The exercise asks for every line of the data to be reproduced exactly.
** BEGIN RAW RECORDS **
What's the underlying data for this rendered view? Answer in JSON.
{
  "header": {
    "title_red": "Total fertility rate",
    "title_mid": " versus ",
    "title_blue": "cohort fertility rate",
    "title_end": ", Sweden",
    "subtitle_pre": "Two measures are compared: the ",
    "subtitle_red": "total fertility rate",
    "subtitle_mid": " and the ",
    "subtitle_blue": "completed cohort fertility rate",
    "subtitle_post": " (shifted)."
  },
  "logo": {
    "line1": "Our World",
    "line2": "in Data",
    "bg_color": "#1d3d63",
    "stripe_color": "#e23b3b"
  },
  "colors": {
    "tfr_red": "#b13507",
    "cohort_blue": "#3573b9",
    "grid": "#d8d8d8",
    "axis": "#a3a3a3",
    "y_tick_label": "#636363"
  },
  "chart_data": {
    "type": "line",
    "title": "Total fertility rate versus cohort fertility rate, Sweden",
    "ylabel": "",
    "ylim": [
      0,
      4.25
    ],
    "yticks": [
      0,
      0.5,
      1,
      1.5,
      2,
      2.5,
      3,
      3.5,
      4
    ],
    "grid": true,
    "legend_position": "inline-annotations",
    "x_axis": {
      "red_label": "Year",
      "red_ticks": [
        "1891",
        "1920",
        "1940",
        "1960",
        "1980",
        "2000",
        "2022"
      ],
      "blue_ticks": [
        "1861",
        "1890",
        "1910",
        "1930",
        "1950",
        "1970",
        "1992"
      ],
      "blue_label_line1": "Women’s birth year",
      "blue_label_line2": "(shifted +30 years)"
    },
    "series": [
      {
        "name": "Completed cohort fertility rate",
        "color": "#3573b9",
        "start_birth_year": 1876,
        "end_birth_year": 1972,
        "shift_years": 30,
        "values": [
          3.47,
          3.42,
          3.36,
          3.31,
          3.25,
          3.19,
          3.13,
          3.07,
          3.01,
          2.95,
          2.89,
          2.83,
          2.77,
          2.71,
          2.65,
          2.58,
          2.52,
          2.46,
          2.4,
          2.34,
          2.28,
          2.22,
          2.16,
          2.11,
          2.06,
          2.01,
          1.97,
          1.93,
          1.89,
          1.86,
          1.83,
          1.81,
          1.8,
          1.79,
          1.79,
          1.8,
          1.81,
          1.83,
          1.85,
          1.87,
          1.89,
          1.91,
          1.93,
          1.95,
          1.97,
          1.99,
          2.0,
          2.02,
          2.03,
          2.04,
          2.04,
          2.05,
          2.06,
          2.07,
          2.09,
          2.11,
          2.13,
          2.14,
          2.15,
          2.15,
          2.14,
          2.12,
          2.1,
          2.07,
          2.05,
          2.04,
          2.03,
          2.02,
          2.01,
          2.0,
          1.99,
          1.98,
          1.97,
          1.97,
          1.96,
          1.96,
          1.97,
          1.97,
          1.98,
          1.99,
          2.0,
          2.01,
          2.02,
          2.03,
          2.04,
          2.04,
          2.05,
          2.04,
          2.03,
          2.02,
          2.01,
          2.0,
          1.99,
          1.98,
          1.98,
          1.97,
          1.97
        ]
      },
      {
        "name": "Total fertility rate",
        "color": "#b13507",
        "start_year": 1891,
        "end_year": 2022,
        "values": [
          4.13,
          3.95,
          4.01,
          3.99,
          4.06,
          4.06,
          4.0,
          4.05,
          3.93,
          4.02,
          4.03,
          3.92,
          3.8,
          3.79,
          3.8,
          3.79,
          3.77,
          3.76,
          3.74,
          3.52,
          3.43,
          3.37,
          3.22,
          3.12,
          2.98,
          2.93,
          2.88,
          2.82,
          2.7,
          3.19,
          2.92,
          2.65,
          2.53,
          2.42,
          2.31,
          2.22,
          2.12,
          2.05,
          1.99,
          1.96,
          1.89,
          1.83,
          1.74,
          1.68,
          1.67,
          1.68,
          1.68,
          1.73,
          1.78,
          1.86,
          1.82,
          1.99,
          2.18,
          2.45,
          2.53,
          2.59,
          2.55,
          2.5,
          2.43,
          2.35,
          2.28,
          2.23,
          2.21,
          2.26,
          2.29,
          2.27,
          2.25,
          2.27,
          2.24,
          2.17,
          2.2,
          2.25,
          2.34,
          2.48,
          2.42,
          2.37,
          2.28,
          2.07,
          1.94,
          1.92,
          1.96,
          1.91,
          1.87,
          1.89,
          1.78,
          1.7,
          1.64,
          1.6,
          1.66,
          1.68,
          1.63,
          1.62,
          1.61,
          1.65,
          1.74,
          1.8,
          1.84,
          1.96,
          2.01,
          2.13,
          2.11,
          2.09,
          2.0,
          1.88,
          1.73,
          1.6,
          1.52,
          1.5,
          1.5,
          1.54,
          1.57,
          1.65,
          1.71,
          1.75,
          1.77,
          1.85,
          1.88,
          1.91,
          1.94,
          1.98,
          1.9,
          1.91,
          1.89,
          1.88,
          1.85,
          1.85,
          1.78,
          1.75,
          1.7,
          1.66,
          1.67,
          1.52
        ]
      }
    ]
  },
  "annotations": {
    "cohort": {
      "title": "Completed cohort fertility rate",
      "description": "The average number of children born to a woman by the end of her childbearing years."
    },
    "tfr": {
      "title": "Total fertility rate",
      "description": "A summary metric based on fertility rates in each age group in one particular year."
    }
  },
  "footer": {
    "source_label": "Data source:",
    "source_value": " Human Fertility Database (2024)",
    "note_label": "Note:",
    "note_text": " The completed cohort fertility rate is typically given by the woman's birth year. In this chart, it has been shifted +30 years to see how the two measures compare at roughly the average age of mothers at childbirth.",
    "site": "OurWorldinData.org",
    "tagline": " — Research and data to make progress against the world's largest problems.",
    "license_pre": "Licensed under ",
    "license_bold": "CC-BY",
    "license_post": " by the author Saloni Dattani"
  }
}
** END RAW RECORDS **
**FULL SOLUTION:**
What's the underlying data for this rendered view? Answer in JSON.
{
  "header": {
    "title_red": "Total fertility rate",
    "title_mid": " versus ",
    "title_blue": "cohort fertility rate",
    "title_end": ", Sweden",
    "subtitle_pre": "Two measures are compared: the ",
    "subtitle_red": "total fertility rate",
    "subtitle_mid": " and the ",
    "subtitle_blue": "completed cohort fertility rate",
    "subtitle_post": " (shifted)."
  },
  "logo": {
    "line1": "Our World",
    "line2": "in Data",
    "bg_color": "#1d3d63",
    "stripe_color": "#e23b3b"
  },
  "colors": {
    "tfr_red": "#b13507",
    "cohort_blue": "#3573b9",
    "grid": "#d8d8d8",
    "axis": "#a3a3a3",
    "y_tick_label": "#636363"
  },
  "chart_data": {
    "type": "line",
    "title": "Total fertility rate versus cohort fertility rate, Sweden",
    "ylabel": "",
    "ylim": [
      0,
      4.25
    ],
    "yticks": [
      0,
      0.5,
      1,
      1.5,
      2,
      2.5,
      3,
      3.5,
      4
    ],
    "grid": true,
    "legend_position": "inline-annotations",
    "x_axis": {
      "red_label": "Year",
      "red_ticks": [
        "1891",
        "1920",
        "1940",
        "1960",
        "1980",
        "2000",
        "2022"
      ],
      "blue_ticks": [
        "1861",
        "1890",
        "1910",
        "1930",
        "1950",
        "1970",
        "1992"
      ],
      "blue_label_line1": "Women’s birth year",
      "blue_label_line2": "(shifted +30 years)"
    },
    "series": [
      {
        "name": "Completed cohort fertility rate",
        "color": "#3573b9",
        "start_birth_year": 1876,
        "end_birth_year": 1972,
        "shift_years": 30,
        "values": [
          3.47,
          3.42,
          3.36,
          3.31,
          3.25,
          3.19,
          3.13,
          3.07,
          3.01,
          2.95,
          2.89,
          2.83,
          2.77,
          2.71,
          2.65,
          2.58,
          2.52,
          2.46,
          2.4,
          2.34,
          2.28,
          2.22,
          2.16,
          2.11,
          2.06,
          2.01,
          1.97,
          1.93,
          1.89,
          1.86,
          1.83,
          1.81,
          1.8,
          1.79,
          1.79,
          1.8,
          1.81,
          1.83,
          1.85,
          1.87,
          1.89,
          1.91,
          1.93,
          1.95,
          1.97,
          1.99,
          2.0,
          2.02,
          2.03,
          2.04,
          2.04,
          2.05,
          2.06,
          2.07,
          2.09,
          2.11,
          2.13,
          2.14,
          2.15,
          2.15,
          2.14,
          2.12,
          2.1,
          2.07,
          2.05,
          2.04,
          2.03,
          2.02,
          2.01,
          2.0,
          1.99,
          1.98,
          1.97,
          1.97,
          1.96,
          1.96,
          1.97,
          1.97,
          1.98,
          1.99,
          2.0,
          2.01,
          2.02,
          2.03,
          2.04,
          2.04,
          2.05,
          2.04,
          2.03,
          2.02,
          2.01,
          2.0,
          1.99,
          1.98,
          1.98,
          1.97,
          1.97
        ]
      },
      {
        "name": "Total fertility rate",
        "color": "#b13507",
        "start_year": 1891,
        "end_year": 2022,
        "values": [
          4.13,
          3.95,
          4.01,
          3.99,
          4.06,
          4.06,
          4.0,
          4.05,
          3.93,
          4.02,
          4.03,
          3.92,
          3.8,
          3.79,
          3.8,
          3.79,
          3.77,
          3.76,
          3.74,
          3.52,
          3.43,
          3.37,
          3.22,
          3.12,
          2.98,
          2.93,
          2.88,
          2.82,
          2.7,
          3.19,
          2.92,
          2.65,
          2.53,
          2.42,
          2.31,
          2.22,
          2.12,
          2.05,
          1.99,
          1.96,
          1.89,
          1.83,
          1.74,
          1.68,
          1.67,
          1.68,
          1.68,
          1.73,
          1.78,
          1.86,
          1.82,
          1.99,
          2.18,
          2.45,
          2.53,
          2.59,
          2.55,
          2.5,
          2.43,
          2.35,
          2.28,
          2.23,
          2.21,
          2.26,
          2.29,
          2.27,
          2.25,
          2.27,
          2.24,
          2.17,
          2.2,
          2.25,
          2.34,
          2.48,
          2.42,
          2.37,
          2.28,
          2.07,
          1.94,
          1.92,
          1.96,
          1.91,
          1.87,
          1.89,
          1.78,
          1.7,
          1.64,
          1.6,
          1.66,
          1.68,
          1.63,
          1.62,
          1.61,
          1.65,
          1.74,
          1.8,
          1.84,
          1.96,
          2.01,
          2.13,
          2.11,
          2.09,
          2.0,
          1.88,
          1.73,
          1.6,
          1.52,
          1.5,
          1.5,
          1.54,
          1.57,
          1.65,
          1.71,
          1.75,
          1.77,
          1.85,
          1.88,
          1.91,
          1.94,
          1.98,
          1.9,
          1.91,
          1.89,
          1.88,
          1.85,
          1.85,
          1.78,
          1.75,
          1.7,
          1.66,
          1.67,
          1.52
        ]
      }
    ]
  },
  "annotations": {
    "cohort": {
      "title": "Completed cohort fertility rate",
      "description": "The average number of children born to a woman by the end of her childbearing years."
    },
    "tfr": {
      "title": "Total fertility rate",
      "description": "A summary metric based on fertility rates in each age group in one particular year."
    }
  },
  "footer": {
    "source_label": "Data source:",
    "source_value": " Human Fertility Database (2024)",
    "note_label": "Note:",
    "note_text": " The completed cohort fertility rate is typically given by the woman's birth year. In this chart, it has been shifted +30 years to see how the two measures compare at roughly the average age of mothers at childbirth.",
    "site": "OurWorldinData.org",
    "tagline": " — Research and data to make progress against the world's largest problems.",
    "license_pre": "Licensed under ",
    "license_bold": "CC-BY",
    "license_post": " by the author Saloni Dattani"
  }
}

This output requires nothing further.